DESCRIPTION OF THE TASK:
Lines containing the string "this" are to be counted; report the number and nothing more.

-- INPUT RECORDS start --

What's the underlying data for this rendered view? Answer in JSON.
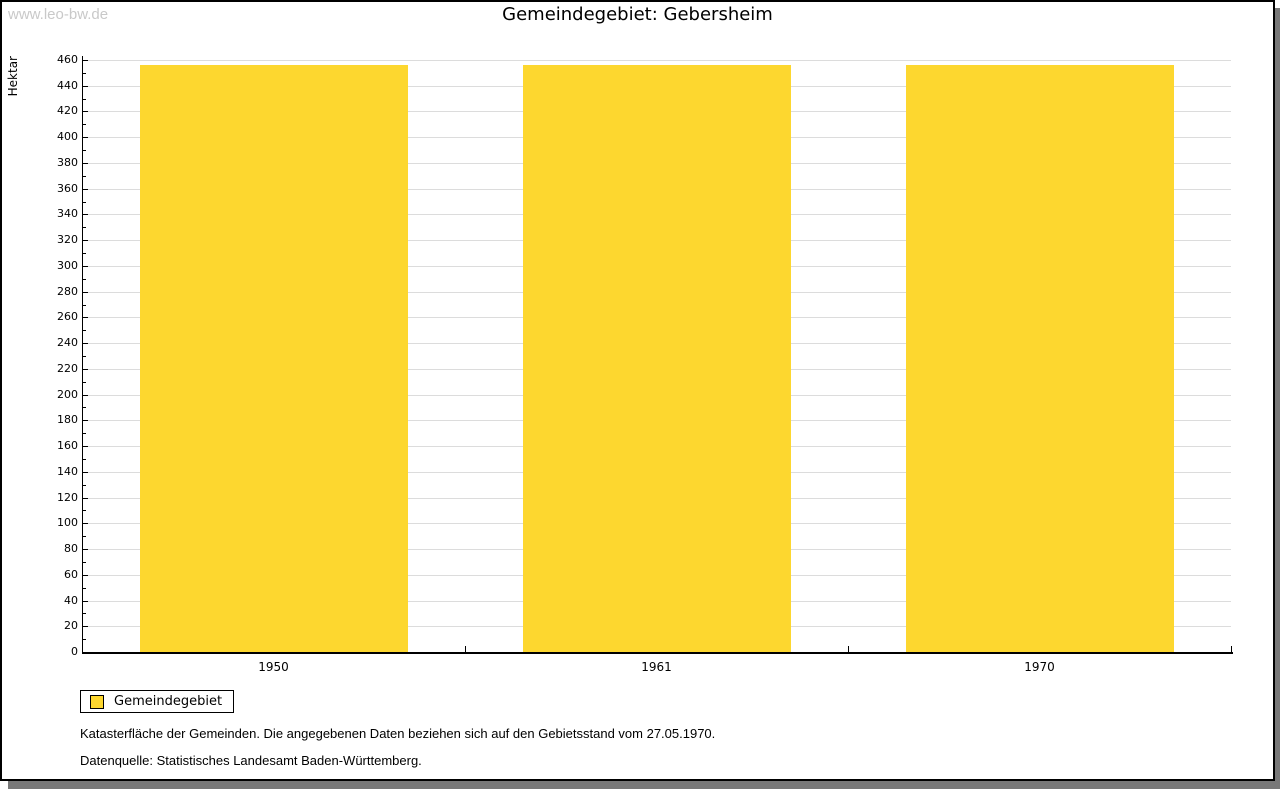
{
  "watermark": "www.leo-bw.de",
  "chart_data": {
    "type": "bar",
    "title": "Gemeindegebiet: Gebersheim",
    "categories": [
      "1950",
      "1961",
      "1970"
    ],
    "series": [
      {
        "name": "Gemeindegebiet",
        "values": [
          456,
          456,
          456
        ]
      }
    ],
    "xlabel": "",
    "ylabel": "Hektar",
    "ylim": [
      0,
      460
    ],
    "yticks": [
      0,
      20,
      40,
      60,
      80,
      100,
      120,
      140,
      160,
      180,
      200,
      220,
      240,
      260,
      280,
      300,
      320,
      340,
      360,
      380,
      400,
      420,
      440,
      460
    ],
    "yminor_step": 10,
    "grid": true,
    "legend_position": "bottom-left",
    "bar_color": "#FDD72F",
    "grid_color": "#DCDCDC",
    "axis_color": "#000000"
  },
  "footnotes": {
    "line1": "Katasterfläche der Gemeinden. Die angegebenen Daten beziehen sich auf den Gebietsstand vom 27.05.1970.",
    "line2": "Datenquelle: Statistisches Landesamt Baden-Württemberg."
  }
}
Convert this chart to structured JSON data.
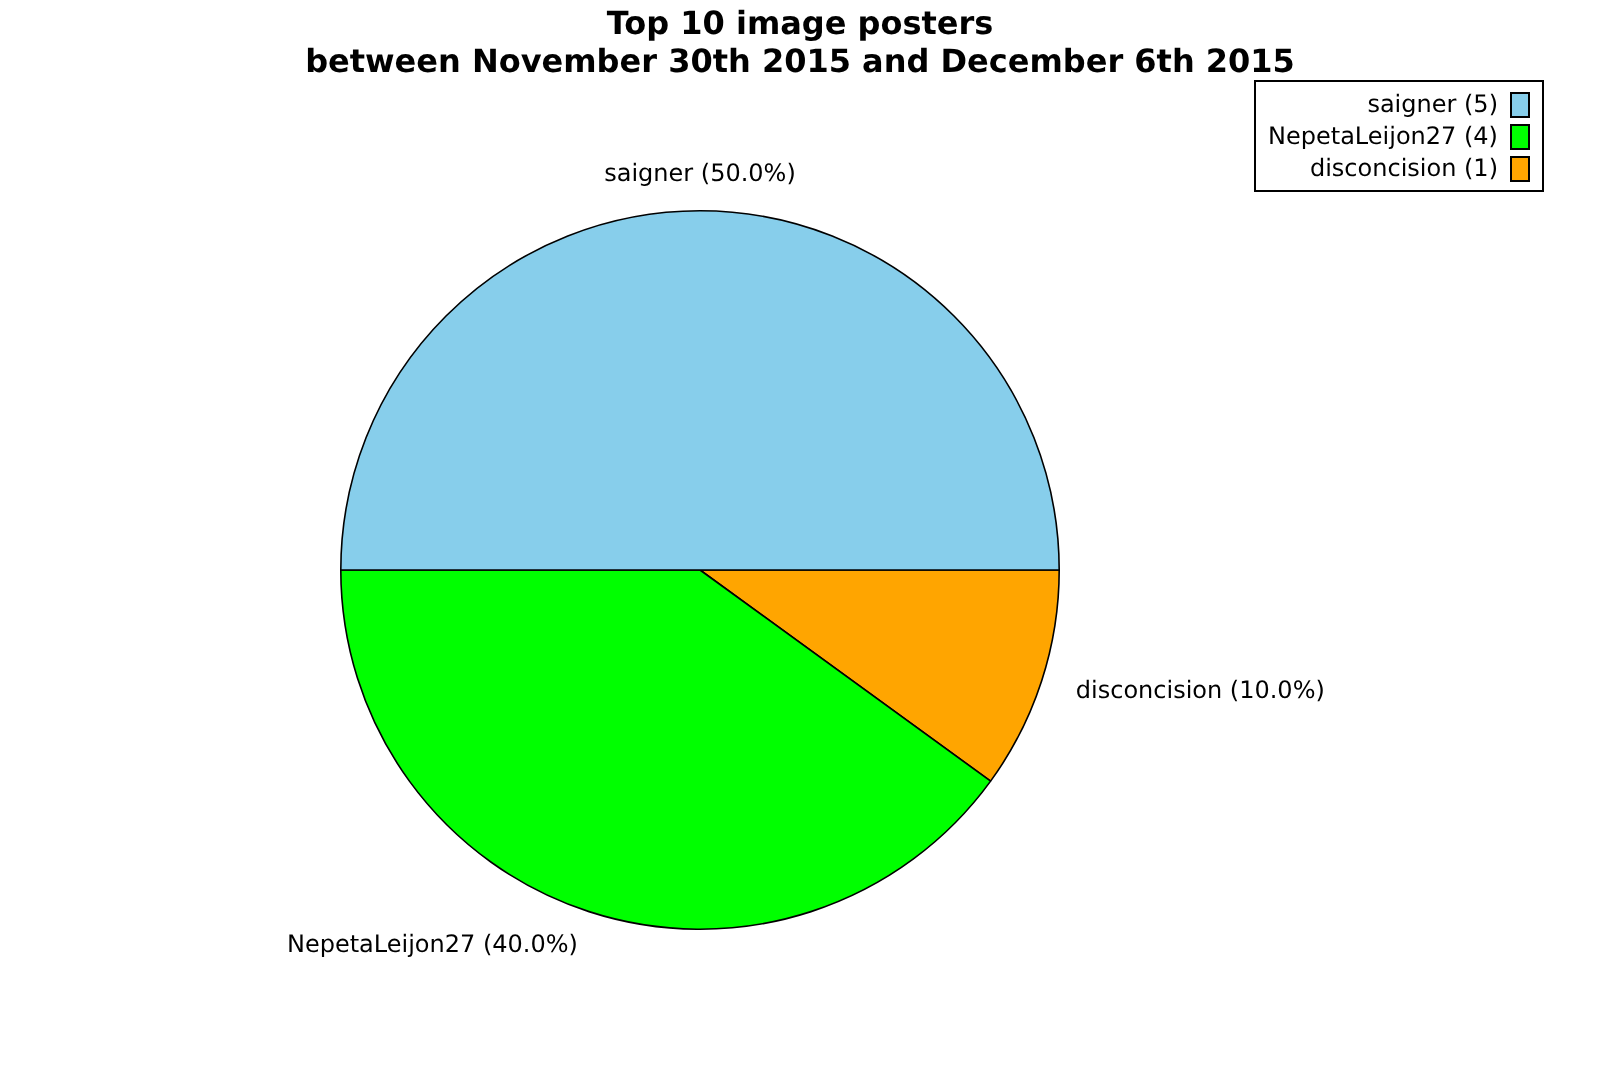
{
  "chart_data": {
    "type": "pie",
    "title": "Top 10 image posters\nbetween November 30th 2015 and December 6th 2015",
    "categories": [
      "saigner (5)",
      "NepetaLeijon27 (4)",
      "disconcision (1)"
    ],
    "values": [
      50,
      40,
      10
    ],
    "value_labels": [
      "saigner (50.0%)",
      "NepetaLeijon27 (40.0%)",
      "disconcision (10.0%)"
    ],
    "colors": [
      "#87ceeb",
      "#00ff00",
      "#ffa500"
    ],
    "legend": "top right"
  }
}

-- INPUT RECORDS end --

WRITTEN SOLUTION:
2